WRITTEN TASK ▸
Out of the lines in this data, how many include "true"? Give the number and nothing else.

DATA FOR PROCESSING ▸
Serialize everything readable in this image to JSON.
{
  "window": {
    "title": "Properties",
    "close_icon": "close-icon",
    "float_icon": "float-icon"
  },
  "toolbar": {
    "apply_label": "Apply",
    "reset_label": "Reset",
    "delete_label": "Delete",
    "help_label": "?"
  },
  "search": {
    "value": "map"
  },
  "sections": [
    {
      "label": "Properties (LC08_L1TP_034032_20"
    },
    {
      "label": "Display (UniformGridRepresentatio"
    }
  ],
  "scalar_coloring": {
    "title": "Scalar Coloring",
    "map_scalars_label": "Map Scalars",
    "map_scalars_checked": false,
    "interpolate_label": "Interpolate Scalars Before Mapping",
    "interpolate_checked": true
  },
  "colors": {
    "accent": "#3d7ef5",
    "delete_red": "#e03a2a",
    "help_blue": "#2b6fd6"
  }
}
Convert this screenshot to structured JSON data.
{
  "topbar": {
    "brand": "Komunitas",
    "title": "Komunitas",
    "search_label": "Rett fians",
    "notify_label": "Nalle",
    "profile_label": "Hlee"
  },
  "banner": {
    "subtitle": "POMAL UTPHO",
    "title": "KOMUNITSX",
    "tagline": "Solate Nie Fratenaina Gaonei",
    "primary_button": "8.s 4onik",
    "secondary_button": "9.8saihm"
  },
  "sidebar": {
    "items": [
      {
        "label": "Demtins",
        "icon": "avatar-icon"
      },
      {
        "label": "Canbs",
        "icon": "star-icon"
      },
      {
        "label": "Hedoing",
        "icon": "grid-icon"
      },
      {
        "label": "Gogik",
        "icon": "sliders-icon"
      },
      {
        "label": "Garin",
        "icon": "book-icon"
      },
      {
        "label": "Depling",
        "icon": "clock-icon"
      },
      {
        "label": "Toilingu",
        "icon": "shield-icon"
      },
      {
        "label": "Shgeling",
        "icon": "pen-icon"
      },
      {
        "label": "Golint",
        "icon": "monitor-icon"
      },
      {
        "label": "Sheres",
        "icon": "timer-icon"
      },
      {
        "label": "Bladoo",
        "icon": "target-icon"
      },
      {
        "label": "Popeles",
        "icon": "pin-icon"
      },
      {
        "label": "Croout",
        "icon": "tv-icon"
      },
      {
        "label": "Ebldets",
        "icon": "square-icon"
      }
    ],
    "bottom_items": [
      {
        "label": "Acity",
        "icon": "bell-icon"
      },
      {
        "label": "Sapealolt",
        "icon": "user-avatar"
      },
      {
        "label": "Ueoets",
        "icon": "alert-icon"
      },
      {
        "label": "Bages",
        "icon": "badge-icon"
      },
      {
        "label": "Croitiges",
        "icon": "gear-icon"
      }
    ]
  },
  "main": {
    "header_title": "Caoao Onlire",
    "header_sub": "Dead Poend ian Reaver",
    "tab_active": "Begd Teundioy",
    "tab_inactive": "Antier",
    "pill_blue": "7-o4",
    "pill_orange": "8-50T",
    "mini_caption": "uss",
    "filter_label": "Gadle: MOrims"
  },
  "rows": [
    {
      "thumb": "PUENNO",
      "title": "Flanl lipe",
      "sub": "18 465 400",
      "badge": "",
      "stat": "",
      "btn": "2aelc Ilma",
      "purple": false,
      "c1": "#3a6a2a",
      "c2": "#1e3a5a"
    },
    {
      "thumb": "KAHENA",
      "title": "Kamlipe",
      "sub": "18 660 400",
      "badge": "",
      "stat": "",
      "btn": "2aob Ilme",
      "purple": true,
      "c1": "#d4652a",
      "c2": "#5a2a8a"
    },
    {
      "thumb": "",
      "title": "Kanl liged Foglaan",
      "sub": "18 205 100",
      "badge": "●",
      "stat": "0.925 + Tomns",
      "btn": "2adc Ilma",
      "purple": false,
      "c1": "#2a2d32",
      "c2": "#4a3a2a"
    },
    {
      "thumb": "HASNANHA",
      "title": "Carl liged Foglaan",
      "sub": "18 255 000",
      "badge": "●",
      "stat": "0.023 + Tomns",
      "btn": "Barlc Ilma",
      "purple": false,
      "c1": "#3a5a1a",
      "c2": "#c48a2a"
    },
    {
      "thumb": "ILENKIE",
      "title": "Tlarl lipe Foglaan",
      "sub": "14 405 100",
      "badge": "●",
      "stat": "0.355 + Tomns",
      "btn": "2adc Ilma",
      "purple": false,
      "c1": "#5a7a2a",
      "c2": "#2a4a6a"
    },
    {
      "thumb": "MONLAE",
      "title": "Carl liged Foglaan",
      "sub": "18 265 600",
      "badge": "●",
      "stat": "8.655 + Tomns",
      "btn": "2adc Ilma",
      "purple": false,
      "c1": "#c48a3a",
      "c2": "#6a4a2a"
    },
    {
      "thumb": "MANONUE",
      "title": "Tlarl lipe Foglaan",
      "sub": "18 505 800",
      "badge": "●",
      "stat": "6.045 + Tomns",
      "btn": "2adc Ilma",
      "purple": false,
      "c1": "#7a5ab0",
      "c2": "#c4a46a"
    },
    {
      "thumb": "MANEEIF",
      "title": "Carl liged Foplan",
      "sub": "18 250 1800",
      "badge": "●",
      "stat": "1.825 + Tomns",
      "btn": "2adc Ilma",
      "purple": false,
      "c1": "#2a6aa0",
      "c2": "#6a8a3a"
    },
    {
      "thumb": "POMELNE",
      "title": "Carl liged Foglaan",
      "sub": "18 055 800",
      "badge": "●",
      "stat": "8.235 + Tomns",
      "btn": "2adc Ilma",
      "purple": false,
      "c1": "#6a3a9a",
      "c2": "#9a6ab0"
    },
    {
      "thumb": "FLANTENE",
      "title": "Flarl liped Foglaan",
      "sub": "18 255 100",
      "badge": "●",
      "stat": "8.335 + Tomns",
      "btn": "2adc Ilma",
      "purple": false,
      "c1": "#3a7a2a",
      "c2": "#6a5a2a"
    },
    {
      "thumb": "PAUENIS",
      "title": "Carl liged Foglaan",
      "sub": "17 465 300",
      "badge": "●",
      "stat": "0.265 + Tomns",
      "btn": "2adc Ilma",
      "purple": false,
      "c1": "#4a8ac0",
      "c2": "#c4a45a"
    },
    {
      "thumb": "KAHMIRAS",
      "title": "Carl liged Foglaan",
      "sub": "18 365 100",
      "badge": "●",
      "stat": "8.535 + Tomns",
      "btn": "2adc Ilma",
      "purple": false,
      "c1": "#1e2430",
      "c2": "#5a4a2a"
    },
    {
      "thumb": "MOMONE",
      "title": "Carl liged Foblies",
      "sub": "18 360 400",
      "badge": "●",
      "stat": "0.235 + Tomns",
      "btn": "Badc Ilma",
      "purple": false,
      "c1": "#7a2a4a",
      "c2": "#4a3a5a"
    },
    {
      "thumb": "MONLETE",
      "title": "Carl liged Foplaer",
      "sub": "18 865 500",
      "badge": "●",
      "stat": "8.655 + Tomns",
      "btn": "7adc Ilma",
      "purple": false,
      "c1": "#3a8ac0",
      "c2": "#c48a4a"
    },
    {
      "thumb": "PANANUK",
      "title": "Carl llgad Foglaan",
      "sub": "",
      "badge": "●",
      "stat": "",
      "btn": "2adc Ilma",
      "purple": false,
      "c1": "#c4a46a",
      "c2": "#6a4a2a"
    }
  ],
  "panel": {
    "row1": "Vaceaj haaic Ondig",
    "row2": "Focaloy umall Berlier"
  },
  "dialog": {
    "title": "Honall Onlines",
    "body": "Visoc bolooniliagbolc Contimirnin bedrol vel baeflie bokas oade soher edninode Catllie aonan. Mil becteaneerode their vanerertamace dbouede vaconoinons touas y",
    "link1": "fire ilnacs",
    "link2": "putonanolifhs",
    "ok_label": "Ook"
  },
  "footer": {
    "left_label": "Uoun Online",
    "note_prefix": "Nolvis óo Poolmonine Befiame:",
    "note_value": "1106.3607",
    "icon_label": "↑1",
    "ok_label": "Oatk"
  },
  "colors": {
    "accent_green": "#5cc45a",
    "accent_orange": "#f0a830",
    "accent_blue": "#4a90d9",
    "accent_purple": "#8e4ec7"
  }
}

RESPONSE BELOW ▸
2